Rows from a dataset

• • • • •

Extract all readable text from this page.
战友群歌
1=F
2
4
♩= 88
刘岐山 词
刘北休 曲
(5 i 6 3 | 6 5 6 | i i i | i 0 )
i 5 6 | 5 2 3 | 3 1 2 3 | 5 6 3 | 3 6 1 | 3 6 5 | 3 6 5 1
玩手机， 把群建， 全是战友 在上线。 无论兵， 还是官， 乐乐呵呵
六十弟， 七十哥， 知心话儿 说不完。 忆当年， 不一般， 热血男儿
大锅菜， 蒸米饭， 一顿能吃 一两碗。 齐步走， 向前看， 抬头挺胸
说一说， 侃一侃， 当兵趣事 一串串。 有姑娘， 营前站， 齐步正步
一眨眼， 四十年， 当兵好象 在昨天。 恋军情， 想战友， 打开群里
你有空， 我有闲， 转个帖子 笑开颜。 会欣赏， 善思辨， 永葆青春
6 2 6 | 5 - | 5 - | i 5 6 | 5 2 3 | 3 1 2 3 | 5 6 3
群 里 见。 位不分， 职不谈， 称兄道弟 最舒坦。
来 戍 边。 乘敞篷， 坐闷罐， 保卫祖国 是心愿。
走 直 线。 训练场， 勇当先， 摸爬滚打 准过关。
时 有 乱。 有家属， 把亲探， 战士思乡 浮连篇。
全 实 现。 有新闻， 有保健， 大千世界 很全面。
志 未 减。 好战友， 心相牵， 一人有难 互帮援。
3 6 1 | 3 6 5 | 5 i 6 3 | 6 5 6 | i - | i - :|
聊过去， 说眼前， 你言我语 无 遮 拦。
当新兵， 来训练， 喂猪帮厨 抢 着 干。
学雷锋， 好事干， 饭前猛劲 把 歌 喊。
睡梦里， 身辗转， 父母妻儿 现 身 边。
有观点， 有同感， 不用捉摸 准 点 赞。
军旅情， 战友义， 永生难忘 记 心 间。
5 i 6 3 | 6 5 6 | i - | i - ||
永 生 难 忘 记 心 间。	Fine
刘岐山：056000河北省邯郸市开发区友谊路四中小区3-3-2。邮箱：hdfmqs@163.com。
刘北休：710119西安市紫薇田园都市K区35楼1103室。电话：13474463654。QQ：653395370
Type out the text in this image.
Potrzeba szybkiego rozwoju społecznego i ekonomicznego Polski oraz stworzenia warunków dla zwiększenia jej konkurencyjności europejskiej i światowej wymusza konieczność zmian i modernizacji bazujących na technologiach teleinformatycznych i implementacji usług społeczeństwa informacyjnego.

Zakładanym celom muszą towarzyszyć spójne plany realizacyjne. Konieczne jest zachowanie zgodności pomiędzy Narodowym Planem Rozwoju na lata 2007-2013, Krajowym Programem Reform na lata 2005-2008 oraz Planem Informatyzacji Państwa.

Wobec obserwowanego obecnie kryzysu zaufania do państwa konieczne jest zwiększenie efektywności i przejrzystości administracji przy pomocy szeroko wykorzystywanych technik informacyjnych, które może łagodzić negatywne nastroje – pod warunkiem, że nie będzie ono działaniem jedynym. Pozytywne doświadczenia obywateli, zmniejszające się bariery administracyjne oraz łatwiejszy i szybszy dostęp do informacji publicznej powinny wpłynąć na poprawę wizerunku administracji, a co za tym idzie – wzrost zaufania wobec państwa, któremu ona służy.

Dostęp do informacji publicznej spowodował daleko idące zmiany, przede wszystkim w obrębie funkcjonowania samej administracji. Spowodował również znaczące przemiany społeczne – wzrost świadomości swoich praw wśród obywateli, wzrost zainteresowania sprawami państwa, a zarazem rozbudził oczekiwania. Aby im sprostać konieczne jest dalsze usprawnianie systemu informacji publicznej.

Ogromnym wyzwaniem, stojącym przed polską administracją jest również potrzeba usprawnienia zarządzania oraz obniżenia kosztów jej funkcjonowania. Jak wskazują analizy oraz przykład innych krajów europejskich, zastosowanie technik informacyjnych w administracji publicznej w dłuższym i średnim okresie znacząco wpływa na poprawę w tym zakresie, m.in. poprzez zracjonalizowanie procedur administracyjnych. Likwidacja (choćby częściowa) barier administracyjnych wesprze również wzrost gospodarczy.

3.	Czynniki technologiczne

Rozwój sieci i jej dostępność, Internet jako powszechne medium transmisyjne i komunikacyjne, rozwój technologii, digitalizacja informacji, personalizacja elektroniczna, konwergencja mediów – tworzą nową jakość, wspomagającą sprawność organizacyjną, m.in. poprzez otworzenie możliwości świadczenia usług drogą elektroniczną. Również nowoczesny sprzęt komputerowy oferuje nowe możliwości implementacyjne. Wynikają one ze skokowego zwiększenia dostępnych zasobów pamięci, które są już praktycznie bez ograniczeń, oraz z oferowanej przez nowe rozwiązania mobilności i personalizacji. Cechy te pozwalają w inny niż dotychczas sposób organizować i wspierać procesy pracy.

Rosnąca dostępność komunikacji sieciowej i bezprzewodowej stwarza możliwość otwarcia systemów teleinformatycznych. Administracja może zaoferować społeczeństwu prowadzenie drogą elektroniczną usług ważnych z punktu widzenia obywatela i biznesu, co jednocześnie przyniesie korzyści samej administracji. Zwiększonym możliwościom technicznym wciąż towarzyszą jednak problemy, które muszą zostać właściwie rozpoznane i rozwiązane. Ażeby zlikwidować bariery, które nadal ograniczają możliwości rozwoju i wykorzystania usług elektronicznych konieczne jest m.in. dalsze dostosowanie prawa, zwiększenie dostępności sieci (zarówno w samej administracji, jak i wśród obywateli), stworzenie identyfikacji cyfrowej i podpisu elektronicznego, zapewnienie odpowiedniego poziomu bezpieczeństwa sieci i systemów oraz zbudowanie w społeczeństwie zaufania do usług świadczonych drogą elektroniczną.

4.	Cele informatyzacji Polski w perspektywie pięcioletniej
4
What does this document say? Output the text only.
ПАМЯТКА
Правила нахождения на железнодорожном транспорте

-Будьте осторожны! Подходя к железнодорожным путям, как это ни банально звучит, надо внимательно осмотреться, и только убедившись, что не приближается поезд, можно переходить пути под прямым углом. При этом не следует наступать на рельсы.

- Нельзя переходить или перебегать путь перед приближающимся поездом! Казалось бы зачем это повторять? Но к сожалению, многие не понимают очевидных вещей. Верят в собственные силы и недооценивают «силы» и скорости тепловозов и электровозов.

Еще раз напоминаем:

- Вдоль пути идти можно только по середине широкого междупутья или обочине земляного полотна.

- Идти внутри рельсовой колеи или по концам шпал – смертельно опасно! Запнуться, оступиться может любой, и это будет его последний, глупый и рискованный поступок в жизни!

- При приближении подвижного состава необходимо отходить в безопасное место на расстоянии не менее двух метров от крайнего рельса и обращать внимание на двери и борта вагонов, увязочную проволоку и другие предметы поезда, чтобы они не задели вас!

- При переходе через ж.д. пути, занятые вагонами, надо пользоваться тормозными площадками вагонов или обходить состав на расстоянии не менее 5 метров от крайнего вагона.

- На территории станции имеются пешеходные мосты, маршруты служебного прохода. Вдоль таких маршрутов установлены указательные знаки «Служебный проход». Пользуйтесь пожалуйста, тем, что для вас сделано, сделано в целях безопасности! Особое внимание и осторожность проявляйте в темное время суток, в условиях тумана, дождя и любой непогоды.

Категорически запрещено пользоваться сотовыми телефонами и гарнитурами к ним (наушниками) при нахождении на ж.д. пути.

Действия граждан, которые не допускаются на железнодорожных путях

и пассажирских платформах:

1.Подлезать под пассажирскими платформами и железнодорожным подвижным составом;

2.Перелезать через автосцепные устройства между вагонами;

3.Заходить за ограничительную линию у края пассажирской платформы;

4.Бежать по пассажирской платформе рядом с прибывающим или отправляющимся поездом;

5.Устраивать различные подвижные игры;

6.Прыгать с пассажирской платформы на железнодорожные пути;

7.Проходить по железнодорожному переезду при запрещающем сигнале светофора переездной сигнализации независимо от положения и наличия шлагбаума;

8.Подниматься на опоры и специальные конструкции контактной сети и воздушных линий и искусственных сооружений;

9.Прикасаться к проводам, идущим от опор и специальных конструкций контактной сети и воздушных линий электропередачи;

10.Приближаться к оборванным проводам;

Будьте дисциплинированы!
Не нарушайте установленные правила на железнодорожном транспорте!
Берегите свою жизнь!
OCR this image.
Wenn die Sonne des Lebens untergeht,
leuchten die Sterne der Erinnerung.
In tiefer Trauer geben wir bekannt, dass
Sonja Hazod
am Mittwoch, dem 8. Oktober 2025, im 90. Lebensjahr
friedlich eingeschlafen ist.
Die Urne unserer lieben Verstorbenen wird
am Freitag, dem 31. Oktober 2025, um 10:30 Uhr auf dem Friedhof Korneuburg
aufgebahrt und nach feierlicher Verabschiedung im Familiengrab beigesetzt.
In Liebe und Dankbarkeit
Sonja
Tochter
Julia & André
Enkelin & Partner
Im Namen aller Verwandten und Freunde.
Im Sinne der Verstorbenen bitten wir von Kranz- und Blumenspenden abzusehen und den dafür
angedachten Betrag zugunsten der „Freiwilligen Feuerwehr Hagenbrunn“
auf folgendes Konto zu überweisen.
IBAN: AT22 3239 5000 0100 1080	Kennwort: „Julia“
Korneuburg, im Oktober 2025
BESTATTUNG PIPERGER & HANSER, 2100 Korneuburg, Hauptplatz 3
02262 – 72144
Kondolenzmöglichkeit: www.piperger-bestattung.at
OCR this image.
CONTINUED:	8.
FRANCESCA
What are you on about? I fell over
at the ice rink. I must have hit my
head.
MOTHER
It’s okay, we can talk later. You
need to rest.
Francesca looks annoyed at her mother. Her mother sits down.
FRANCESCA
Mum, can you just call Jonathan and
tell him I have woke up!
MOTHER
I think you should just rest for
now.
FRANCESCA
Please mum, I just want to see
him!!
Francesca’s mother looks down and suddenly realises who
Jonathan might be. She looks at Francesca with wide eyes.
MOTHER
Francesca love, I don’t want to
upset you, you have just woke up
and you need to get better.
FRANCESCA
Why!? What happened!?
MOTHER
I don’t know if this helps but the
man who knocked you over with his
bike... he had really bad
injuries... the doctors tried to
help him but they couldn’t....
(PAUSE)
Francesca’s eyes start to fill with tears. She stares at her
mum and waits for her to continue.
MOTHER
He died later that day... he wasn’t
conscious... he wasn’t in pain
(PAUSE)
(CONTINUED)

• • • • •

EXERCISE TASK: Report how many lines of the records above contain the word "Oktober", giving only the number.

EXERCISE ANSWER: 3